== Records for processing ==
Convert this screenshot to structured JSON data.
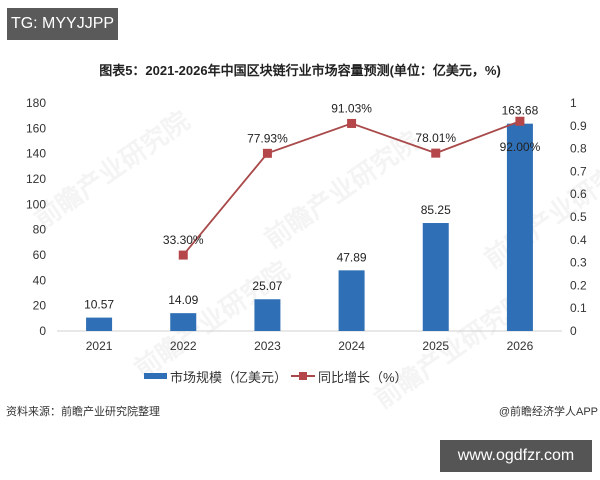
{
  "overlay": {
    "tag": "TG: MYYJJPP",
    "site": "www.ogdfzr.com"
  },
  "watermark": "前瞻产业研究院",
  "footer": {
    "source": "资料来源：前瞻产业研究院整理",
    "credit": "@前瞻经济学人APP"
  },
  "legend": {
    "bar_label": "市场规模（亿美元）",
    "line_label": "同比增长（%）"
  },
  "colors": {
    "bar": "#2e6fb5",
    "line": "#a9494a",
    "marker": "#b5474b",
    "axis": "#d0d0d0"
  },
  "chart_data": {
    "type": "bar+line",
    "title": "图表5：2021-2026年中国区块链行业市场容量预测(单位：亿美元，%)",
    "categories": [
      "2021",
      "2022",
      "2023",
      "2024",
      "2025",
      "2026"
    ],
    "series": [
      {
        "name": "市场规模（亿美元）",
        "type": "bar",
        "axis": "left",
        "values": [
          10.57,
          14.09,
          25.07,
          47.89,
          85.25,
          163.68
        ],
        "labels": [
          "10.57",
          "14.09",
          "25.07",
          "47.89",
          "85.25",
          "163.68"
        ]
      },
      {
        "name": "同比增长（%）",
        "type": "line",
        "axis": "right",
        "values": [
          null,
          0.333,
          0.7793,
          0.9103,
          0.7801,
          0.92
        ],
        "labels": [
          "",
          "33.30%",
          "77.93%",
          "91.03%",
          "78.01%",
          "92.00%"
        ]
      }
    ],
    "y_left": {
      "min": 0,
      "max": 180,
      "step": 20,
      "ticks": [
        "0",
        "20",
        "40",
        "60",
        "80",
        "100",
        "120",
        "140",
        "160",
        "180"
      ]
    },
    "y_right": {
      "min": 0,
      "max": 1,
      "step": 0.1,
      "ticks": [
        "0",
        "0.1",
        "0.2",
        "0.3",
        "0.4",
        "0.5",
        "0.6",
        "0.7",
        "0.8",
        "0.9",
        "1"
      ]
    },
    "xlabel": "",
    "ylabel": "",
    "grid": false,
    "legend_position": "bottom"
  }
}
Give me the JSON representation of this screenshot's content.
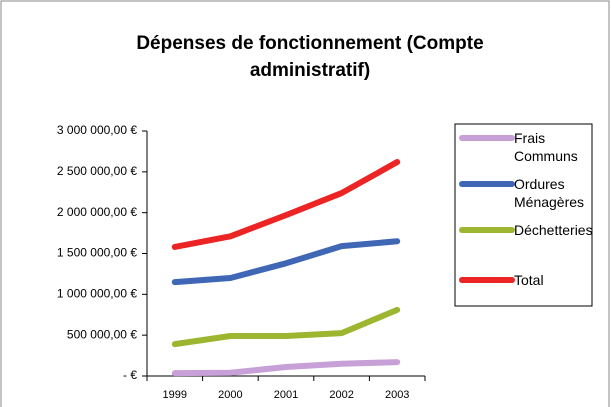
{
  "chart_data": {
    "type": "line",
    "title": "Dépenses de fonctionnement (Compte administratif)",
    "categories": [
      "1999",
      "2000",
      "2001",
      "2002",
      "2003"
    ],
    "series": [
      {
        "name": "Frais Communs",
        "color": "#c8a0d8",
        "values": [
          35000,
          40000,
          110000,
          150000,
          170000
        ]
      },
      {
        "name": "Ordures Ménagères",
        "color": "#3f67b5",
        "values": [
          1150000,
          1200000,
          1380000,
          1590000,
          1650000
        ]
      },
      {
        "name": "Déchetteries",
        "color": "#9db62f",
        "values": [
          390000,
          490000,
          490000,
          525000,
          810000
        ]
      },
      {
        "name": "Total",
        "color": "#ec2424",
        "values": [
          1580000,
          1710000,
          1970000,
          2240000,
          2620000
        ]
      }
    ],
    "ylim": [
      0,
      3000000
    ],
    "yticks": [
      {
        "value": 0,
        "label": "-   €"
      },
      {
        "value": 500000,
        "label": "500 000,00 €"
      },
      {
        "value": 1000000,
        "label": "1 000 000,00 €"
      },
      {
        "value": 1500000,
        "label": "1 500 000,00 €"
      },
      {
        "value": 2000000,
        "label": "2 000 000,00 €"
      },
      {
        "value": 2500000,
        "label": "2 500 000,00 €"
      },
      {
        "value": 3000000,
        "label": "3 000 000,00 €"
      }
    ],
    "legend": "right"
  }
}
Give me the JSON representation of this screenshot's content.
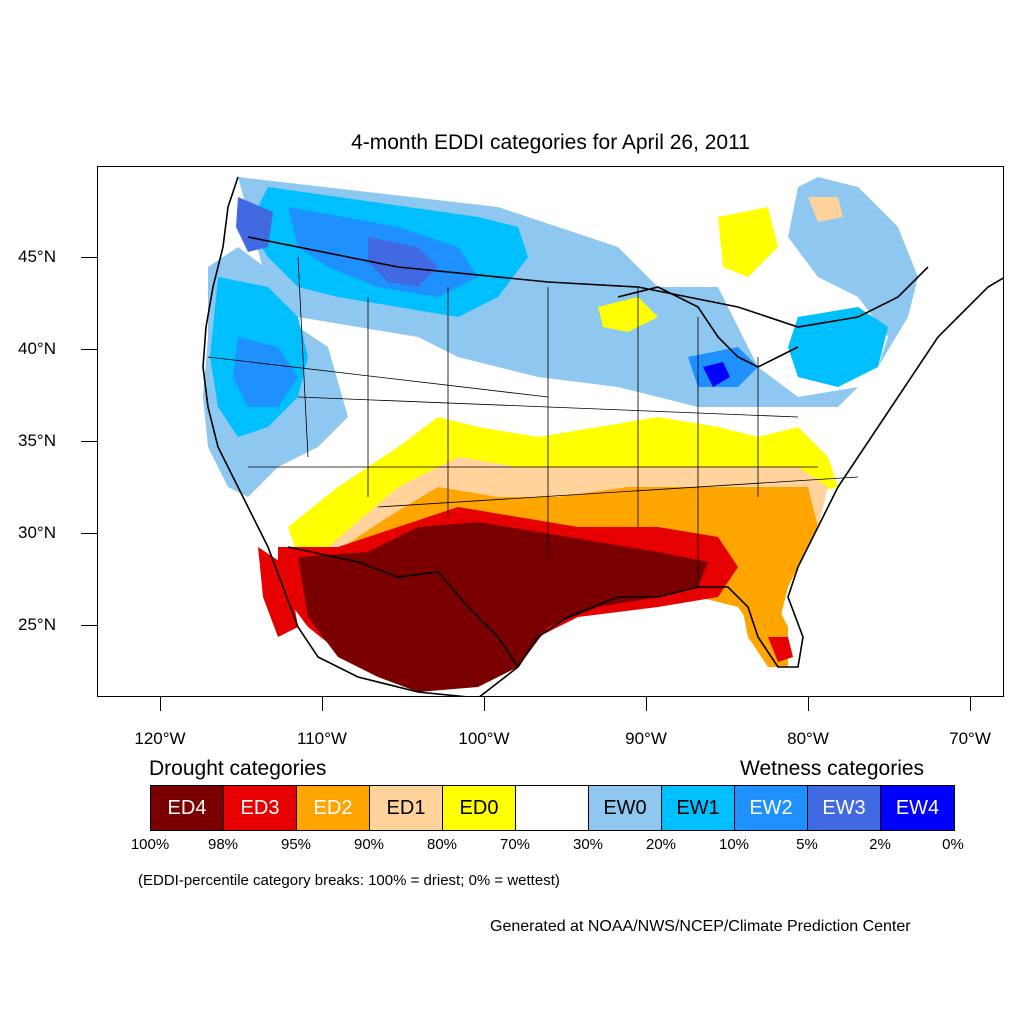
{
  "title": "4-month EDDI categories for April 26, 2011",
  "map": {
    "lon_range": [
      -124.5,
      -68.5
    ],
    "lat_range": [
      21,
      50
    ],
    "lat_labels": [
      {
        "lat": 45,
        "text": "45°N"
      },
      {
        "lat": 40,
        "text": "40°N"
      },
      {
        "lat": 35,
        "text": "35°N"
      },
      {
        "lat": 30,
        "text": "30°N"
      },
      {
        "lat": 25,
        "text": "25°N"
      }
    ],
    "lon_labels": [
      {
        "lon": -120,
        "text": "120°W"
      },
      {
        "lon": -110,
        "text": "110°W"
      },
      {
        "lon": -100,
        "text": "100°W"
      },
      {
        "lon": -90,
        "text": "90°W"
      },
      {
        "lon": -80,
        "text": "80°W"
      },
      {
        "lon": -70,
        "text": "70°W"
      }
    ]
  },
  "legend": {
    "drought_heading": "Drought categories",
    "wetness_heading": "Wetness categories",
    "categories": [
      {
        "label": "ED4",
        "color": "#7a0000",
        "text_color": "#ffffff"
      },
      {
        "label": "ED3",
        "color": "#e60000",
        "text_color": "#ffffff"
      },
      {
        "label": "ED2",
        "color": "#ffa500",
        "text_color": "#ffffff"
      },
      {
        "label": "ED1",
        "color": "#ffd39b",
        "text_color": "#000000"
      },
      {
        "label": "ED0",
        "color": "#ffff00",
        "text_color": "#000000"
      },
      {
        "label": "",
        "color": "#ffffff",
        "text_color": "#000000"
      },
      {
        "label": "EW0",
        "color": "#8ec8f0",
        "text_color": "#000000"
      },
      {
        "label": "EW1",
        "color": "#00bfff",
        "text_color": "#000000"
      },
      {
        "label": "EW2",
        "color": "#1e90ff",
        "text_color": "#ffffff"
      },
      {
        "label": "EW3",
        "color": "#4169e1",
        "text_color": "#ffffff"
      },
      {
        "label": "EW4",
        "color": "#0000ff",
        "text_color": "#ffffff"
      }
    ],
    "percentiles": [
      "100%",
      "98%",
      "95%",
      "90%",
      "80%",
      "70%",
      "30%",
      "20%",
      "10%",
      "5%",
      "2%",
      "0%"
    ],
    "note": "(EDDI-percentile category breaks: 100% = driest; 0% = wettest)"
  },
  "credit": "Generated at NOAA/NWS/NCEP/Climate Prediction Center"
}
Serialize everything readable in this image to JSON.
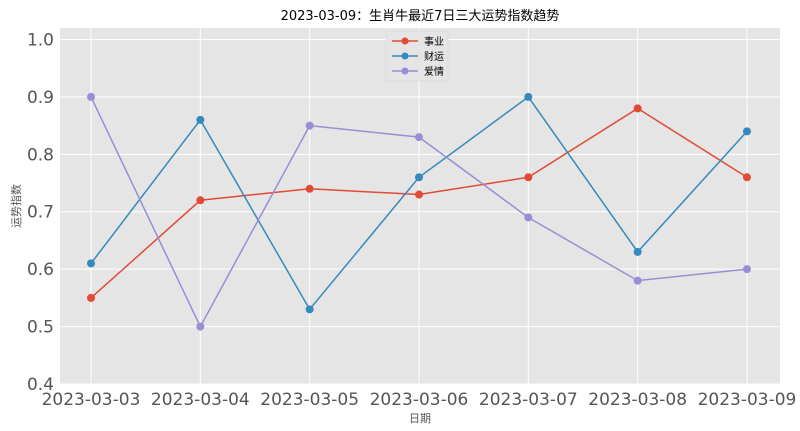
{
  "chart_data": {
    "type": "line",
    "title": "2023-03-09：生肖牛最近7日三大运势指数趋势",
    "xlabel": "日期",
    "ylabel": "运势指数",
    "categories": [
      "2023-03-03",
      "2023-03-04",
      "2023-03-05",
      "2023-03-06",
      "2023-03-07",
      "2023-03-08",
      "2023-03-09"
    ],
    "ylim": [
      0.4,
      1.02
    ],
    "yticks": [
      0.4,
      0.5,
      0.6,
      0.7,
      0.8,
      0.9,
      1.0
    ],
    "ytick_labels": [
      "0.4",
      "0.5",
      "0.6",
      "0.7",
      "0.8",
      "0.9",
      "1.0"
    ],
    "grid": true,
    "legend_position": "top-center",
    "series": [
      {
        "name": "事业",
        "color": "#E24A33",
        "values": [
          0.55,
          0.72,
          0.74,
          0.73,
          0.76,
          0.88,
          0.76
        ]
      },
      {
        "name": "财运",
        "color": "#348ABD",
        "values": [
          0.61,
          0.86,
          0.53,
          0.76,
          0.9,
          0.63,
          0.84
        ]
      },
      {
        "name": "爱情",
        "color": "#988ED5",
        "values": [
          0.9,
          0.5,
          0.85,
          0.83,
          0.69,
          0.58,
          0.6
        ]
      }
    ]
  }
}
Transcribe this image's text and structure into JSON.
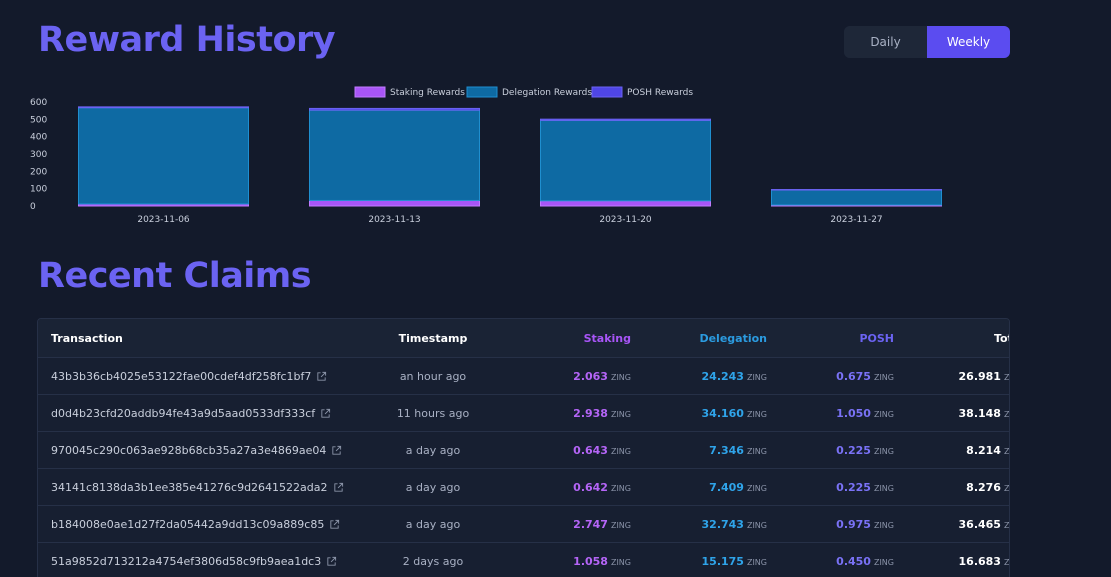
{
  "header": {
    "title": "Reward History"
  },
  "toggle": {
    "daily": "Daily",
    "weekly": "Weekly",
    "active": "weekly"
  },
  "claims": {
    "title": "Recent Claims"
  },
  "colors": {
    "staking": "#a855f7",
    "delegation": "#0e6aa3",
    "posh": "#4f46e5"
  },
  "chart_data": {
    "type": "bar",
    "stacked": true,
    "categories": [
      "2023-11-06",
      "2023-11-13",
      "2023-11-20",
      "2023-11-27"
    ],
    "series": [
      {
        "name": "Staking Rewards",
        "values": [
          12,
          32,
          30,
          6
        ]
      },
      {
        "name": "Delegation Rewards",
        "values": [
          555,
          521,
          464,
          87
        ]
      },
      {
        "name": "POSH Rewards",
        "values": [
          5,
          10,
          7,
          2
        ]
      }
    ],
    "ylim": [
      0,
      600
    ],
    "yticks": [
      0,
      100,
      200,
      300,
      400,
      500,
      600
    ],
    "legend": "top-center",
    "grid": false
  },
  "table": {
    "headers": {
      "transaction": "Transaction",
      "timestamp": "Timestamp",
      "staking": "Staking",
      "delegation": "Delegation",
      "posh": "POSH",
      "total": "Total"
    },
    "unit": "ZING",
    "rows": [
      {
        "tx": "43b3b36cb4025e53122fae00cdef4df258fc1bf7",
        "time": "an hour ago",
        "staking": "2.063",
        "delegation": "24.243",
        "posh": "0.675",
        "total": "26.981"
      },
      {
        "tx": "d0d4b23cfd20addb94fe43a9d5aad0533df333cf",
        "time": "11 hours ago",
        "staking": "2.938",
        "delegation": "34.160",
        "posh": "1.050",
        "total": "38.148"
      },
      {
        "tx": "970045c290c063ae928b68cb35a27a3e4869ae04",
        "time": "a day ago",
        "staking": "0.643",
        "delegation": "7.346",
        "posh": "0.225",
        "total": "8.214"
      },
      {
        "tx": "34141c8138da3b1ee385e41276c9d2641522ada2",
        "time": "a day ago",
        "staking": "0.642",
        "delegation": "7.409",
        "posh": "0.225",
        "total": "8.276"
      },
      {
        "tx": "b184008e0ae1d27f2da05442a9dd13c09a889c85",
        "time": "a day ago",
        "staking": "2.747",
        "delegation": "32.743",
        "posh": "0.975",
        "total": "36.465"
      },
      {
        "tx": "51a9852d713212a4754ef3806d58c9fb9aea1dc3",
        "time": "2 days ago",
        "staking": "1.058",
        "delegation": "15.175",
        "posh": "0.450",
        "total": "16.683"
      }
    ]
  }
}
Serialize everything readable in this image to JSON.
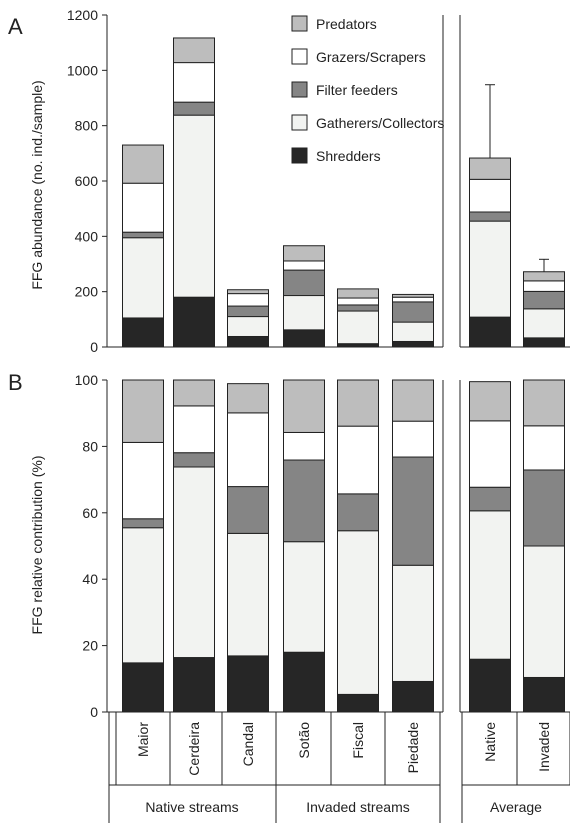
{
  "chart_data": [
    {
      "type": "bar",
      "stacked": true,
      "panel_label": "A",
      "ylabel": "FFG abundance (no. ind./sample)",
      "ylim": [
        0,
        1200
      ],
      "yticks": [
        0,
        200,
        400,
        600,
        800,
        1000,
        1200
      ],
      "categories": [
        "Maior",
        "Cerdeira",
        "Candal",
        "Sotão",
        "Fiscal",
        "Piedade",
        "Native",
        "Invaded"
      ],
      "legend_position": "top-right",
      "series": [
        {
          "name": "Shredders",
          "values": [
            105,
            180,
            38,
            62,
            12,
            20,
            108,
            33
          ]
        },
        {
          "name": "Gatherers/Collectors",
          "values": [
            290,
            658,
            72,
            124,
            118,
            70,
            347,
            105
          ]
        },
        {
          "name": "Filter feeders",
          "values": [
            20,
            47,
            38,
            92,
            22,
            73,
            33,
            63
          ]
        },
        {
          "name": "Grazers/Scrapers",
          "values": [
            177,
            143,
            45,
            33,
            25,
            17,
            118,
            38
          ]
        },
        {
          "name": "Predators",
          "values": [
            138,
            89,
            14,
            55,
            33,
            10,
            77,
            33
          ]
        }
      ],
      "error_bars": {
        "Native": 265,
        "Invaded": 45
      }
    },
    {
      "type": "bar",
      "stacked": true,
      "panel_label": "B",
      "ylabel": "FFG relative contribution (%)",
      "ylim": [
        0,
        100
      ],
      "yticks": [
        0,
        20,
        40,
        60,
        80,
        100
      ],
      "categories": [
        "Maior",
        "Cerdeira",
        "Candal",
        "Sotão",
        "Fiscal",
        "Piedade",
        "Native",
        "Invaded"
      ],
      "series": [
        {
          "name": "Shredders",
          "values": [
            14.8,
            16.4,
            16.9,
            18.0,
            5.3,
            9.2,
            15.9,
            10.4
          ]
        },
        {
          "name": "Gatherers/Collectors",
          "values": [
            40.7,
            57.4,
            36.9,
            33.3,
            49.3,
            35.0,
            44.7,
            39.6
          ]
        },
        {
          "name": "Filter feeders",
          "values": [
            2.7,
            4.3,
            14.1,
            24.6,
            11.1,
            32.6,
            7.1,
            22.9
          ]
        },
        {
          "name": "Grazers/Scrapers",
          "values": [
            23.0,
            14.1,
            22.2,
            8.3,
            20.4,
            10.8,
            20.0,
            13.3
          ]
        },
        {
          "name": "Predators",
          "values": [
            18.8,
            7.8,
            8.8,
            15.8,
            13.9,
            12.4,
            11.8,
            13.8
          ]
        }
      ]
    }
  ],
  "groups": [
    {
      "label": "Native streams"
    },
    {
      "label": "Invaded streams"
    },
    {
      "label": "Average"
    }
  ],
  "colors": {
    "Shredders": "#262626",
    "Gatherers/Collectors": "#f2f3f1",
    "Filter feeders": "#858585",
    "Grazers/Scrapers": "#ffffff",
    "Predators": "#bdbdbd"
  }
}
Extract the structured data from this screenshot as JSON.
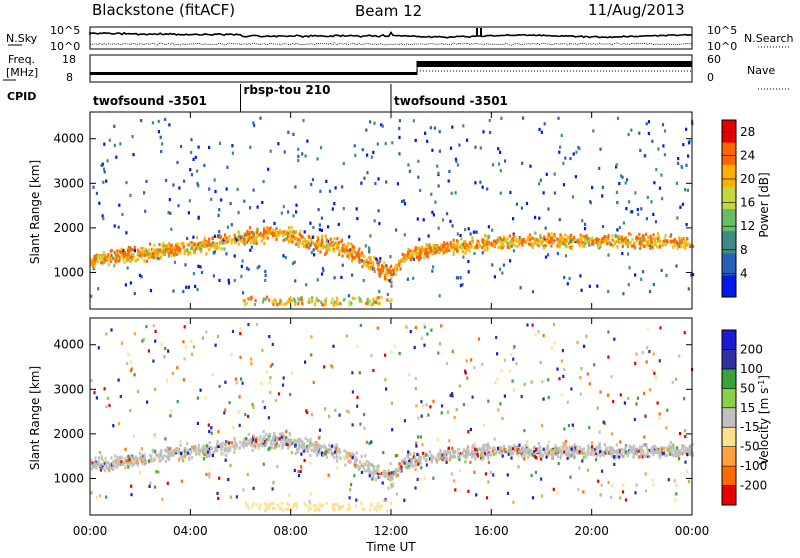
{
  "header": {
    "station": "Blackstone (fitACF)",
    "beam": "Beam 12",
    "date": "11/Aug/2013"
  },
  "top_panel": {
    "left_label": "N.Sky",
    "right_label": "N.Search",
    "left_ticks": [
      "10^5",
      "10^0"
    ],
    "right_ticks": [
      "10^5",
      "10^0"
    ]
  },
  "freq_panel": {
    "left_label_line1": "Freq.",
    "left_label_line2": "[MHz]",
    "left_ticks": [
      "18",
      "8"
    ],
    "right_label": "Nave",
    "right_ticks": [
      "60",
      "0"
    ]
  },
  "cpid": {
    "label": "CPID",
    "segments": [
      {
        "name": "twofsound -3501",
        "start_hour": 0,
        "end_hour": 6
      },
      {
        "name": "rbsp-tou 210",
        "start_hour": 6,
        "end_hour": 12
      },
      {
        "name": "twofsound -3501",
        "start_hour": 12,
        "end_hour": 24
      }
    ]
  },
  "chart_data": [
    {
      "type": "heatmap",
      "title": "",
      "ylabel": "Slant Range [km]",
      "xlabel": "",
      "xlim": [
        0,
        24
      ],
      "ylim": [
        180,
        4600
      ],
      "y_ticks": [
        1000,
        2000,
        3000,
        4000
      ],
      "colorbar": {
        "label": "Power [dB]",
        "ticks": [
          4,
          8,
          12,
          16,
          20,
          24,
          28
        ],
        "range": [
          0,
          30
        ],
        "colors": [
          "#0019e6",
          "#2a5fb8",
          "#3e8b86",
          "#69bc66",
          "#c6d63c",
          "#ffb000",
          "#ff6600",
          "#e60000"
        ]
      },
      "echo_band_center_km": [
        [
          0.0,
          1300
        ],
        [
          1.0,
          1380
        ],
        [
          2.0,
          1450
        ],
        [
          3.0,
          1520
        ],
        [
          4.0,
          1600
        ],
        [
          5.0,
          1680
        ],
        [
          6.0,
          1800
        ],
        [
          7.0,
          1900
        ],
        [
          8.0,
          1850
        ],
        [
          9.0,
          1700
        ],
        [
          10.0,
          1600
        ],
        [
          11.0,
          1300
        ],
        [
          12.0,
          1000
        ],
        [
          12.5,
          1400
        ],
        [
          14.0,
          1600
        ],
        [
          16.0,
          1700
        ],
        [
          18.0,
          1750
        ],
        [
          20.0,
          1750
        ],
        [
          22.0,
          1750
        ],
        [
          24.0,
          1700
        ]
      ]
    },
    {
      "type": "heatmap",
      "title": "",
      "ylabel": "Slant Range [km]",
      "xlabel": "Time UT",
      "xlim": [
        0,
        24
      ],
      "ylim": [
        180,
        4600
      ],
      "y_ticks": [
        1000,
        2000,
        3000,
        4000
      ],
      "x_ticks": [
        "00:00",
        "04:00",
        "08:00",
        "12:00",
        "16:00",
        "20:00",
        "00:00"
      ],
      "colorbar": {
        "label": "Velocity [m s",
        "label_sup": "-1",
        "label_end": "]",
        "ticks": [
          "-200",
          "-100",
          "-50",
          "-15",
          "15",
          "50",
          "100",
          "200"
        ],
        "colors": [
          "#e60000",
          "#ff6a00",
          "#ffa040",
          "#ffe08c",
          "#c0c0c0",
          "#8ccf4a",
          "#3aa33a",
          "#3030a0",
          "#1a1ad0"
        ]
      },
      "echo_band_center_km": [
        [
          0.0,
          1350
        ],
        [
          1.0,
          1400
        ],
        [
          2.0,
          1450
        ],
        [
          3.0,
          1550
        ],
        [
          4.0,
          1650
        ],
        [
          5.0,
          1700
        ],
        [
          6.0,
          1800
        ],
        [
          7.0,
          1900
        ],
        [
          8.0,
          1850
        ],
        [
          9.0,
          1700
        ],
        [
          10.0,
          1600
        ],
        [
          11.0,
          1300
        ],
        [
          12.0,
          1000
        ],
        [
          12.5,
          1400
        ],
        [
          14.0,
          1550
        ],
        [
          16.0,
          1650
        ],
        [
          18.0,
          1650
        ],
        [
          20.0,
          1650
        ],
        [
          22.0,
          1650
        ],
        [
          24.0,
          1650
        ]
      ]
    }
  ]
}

== Short problem ==
Every line that holds the string "EDDI" should be returned.

== Completed task ==
  "title": "4-month EDDI categories for April 26, 2011",
    "note": "(EDDI-percentile category breaks: 100% = driest; 0% = wettest)"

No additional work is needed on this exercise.